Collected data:
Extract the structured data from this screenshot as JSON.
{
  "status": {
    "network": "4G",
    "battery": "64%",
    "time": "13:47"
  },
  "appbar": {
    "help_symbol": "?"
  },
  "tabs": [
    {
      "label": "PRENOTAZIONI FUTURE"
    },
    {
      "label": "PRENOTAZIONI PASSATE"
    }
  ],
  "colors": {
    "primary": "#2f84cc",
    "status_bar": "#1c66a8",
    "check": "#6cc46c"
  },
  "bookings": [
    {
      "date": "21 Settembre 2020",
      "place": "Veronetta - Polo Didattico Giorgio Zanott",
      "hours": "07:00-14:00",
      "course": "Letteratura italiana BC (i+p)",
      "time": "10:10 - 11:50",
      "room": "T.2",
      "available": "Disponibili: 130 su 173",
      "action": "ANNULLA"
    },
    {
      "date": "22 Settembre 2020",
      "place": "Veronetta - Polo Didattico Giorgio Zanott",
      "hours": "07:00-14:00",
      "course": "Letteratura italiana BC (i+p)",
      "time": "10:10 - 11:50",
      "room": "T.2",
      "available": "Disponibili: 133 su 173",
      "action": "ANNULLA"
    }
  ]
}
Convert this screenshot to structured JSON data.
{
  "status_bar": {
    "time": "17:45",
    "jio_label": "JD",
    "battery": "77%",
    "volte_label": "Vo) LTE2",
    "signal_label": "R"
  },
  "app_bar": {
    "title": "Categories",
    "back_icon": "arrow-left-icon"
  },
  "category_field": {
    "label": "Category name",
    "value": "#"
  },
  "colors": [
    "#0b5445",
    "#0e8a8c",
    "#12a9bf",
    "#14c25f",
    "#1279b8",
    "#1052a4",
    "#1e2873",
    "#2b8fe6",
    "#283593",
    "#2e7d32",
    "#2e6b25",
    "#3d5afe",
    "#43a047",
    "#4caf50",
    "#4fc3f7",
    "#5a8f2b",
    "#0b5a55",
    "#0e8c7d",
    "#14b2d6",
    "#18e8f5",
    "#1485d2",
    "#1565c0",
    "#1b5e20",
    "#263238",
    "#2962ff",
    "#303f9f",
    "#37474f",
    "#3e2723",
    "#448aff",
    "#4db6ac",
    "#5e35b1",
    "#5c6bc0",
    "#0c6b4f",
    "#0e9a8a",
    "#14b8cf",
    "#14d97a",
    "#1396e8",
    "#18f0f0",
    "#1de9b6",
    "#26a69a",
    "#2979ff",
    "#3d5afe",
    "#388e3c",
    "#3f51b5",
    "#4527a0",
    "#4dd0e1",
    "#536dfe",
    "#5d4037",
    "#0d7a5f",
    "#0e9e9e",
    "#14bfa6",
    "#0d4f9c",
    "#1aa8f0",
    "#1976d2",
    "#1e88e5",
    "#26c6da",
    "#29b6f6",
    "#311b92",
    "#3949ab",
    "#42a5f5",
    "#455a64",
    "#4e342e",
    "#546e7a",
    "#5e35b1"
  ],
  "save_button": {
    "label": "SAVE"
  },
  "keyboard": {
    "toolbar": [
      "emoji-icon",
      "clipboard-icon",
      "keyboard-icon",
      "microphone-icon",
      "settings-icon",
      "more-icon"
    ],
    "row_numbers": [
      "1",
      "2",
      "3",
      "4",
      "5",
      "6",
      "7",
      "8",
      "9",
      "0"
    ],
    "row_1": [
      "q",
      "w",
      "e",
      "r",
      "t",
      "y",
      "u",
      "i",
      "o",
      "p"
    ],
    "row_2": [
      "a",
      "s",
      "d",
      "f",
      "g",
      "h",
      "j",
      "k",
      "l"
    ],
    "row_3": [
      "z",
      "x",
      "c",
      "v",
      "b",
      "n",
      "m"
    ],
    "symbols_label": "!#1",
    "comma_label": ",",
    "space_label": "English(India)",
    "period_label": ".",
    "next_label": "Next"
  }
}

Directions for this task
Find the lines with the string "available" and reproduce them.

Solution to the problem
      "available": "Disponibili: 130 su 173",
      "available": "Disponibili: 133 su 173",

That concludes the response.